═══ Supplied records

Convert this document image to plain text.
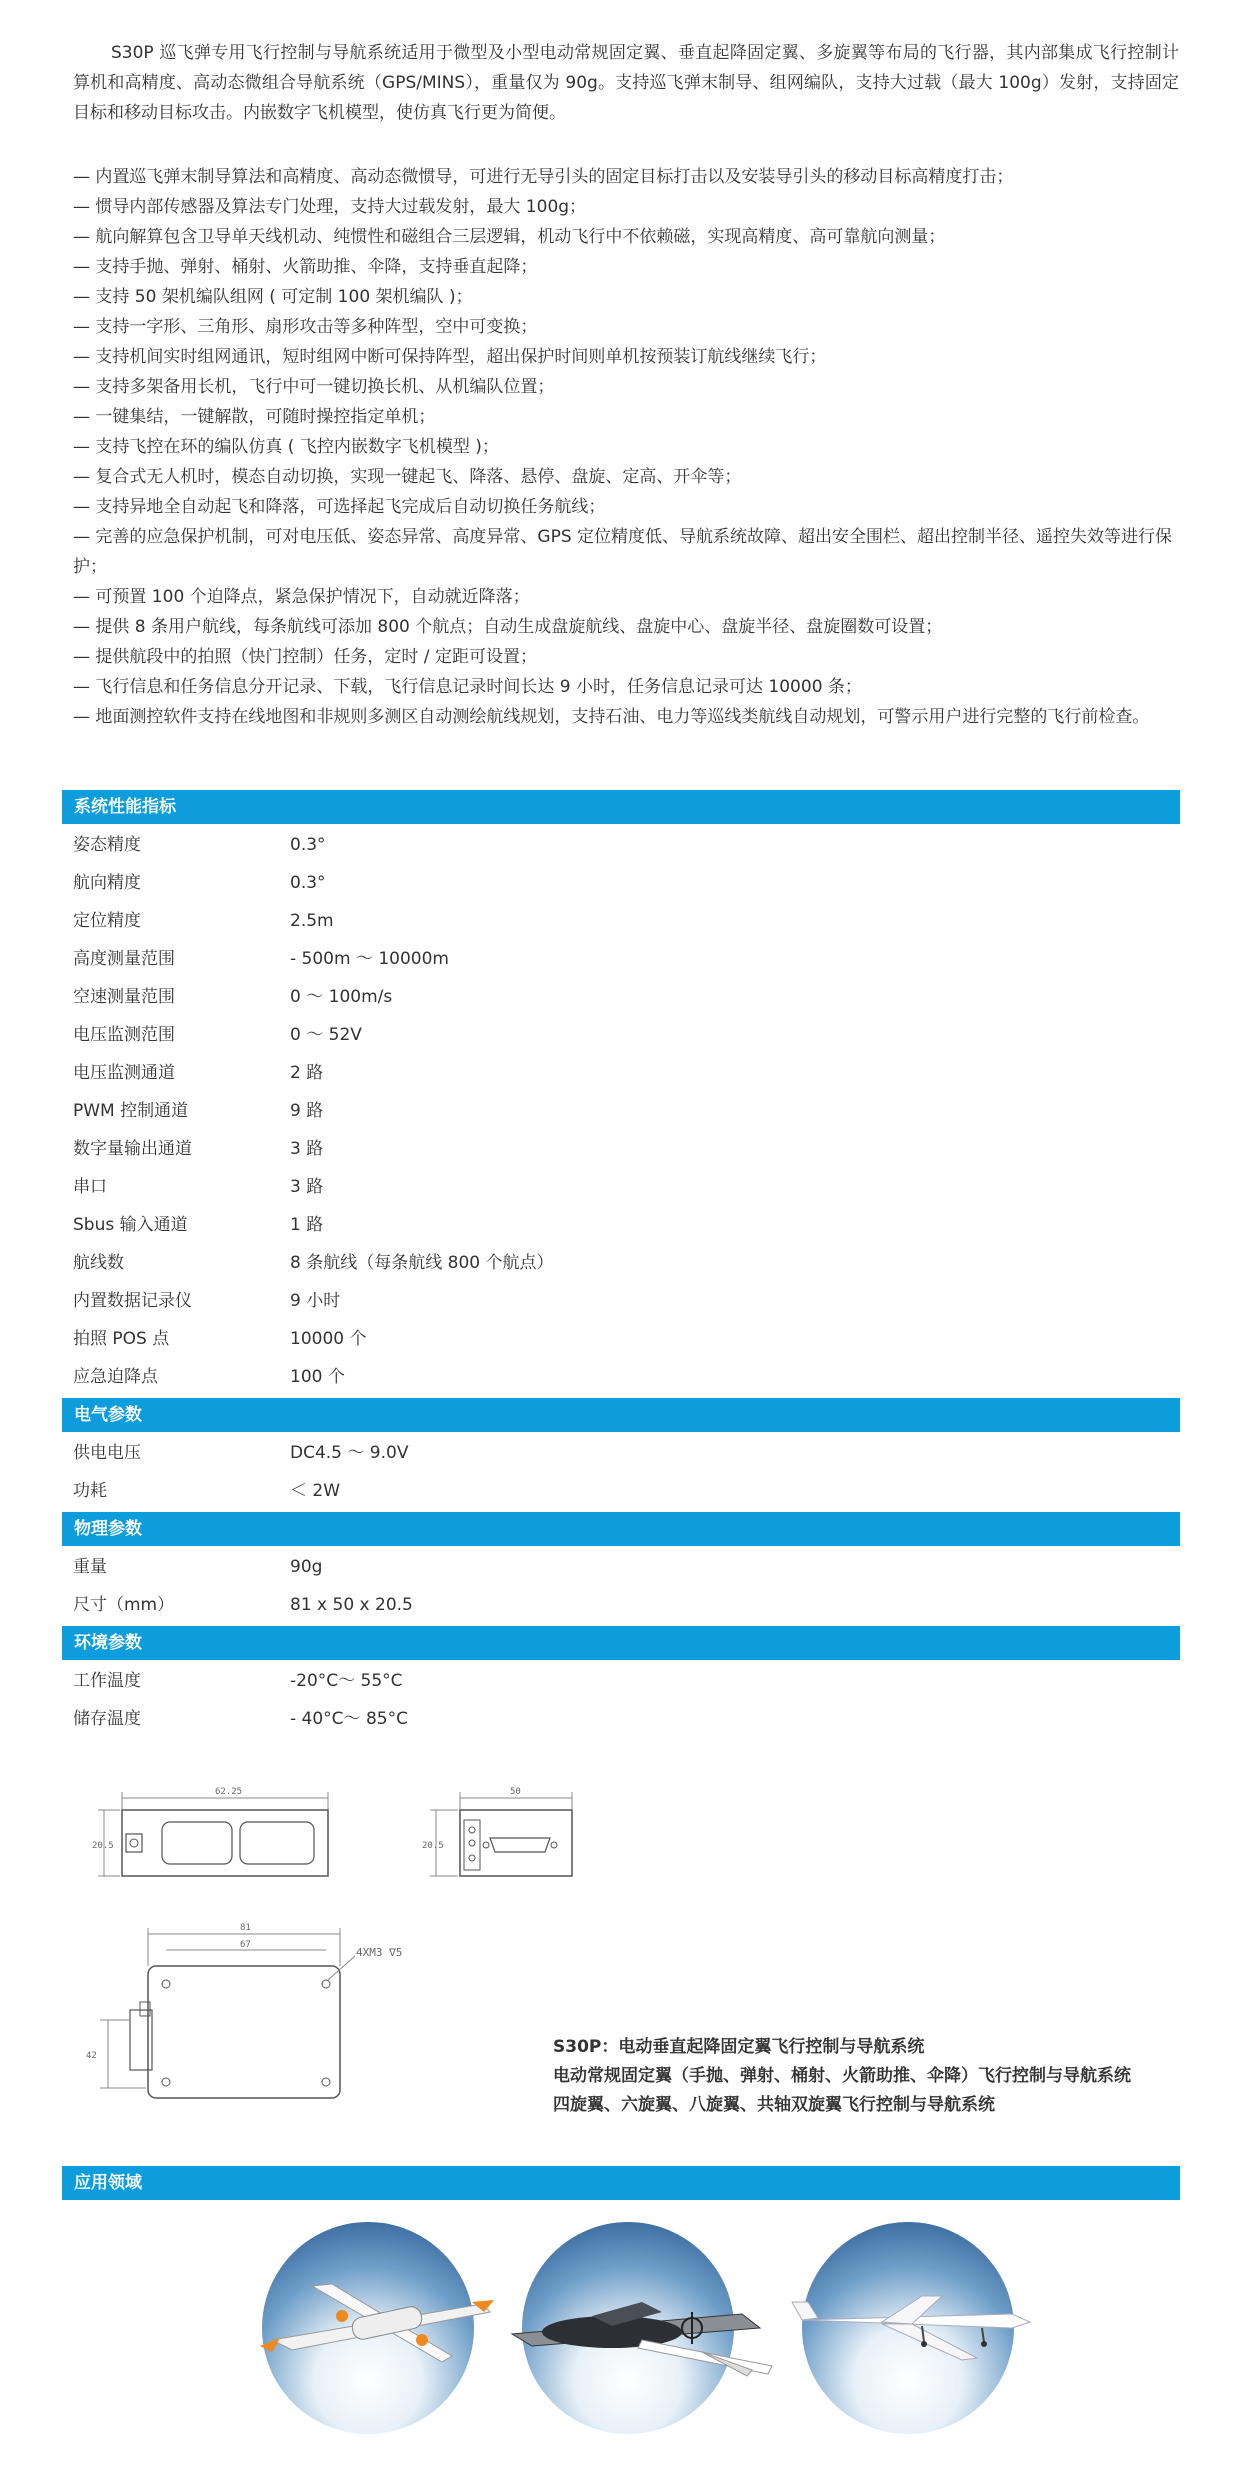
S30P 巡飞弹专用飞行控制与导航系统适用于微型及小型电动常规固定翼、垂直起降固定翼、多旋翼等布局的飞行器，其内部集成飞行控制计算机和高精度、高动态微组合导航系统（GPS/MINS），重量仅为 90g。支持巡飞弹末制导、组网编队，支持大过载（最大 100g）发射，支持固定目标和移动目标攻击。内嵌数字飞机模型，使仿真飞行更为简便。
— 内置巡飞弹末制导算法和高精度、高动态微惯导，可进行无导引头的固定目标打击以及安装导引头的移动目标高精度打击；
— 惯导内部传感器及算法专门处理，支持大过载发射，最大 100g；
— 航向解算包含卫导单天线机动、纯惯性和磁组合三层逻辑，机动飞行中不依赖磁，实现高精度、高可靠航向测量；
— 支持手抛、弹射、桶射、火箭助推、伞降，支持垂直起降；
— 支持 50 架机编队组网 ( 可定制 100 架机编队 )；
— 支持一字形、三角形、扇形攻击等多种阵型，空中可变换；
— 支持机间实时组网通讯，短时组网中断可保持阵型，超出保护时间则单机按预装订航线继续飞行；
— 支持多架备用长机，飞行中可一键切换长机、从机编队位置；
— 一键集结，一键解散，可随时操控指定单机；
— 支持飞控在环的编队仿真 ( 飞控内嵌数字飞机模型 )；
— 复合式无人机时，模态自动切换，实现一键起飞、降落、悬停、盘旋、定高、开伞等；
— 支持异地全自动起飞和降落，可选择起飞完成后自动切换任务航线；
— 完善的应急保护机制，可对电压低、姿态异常、高度异常、GPS 定位精度低、导航系统故障、超出安全围栏、超出控制半径、遥控失效等进行保护；
— 可预置 100 个迫降点，紧急保护情况下，自动就近降落；
— 提供 8 条用户航线，每条航线可添加 800 个航点；自动生成盘旋航线、盘旋中心、盘旋半径、盘旋圈数可设置；
— 提供航段中的拍照（快门控制）任务，定时 / 定距可设置；
— 飞行信息和任务信息分开记录、下载，飞行信息记录时间长达 9 小时，任务信息记录可达 10000 条；
— 地面测控软件支持在线地图和非规则多测区自动测绘航线规划，支持石油、电力等巡线类航线自动规划，可警示用户进行完整的飞行前检查。
系统性能指标
姿态精度	0.3°
航向精度	0.3°
定位精度	2.5m
高度测量范围	- 500m ～ 10000m
空速测量范围	0 ～ 100m/s
电压监测范围	0 ～ 52V
电压监测通道	2 路
PWM 控制通道	9 路
数字量输出通道	3 路
串口	3 路
Sbus 输入通道	1 路
航线数	8 条航线（每条航线 800 个航点）
内置数据记录仪	9 小时
拍照 POS 点	10000 个
应急迫降点	100 个
电气参数
供电电压	DC4.5 ～ 9.0V
功耗	＜ 2W
物理参数
重量	90g
尺寸（mm）	81 x 50 x 20.5
环境参数
工作温度	-20°C～ 55°C
储存温度	- 40°C～ 85°C
62.25
20.5
50
20.5
81
67
42
4XM3 ∇5
S30P：电动垂直起降固定翼飞行控制与导航系统
电动常规固定翼（手抛、弹射、桶射、火箭助推、伞降）飞行控制与导航系统
四旋翼、六旋翼、八旋翼、共轴双旋翼飞行控制与导航系统
应用领域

══════

▸ **Task statement**
Scan the material above. Copy each line that holds the word "火箭助推".

▸ **Expected answer**
— 支持手抛、弹射、桶射、火箭助推、伞降，支持垂直起降；
电动常规固定翼（手抛、弹射、桶射、火箭助推、伞降）飞行控制与导航系统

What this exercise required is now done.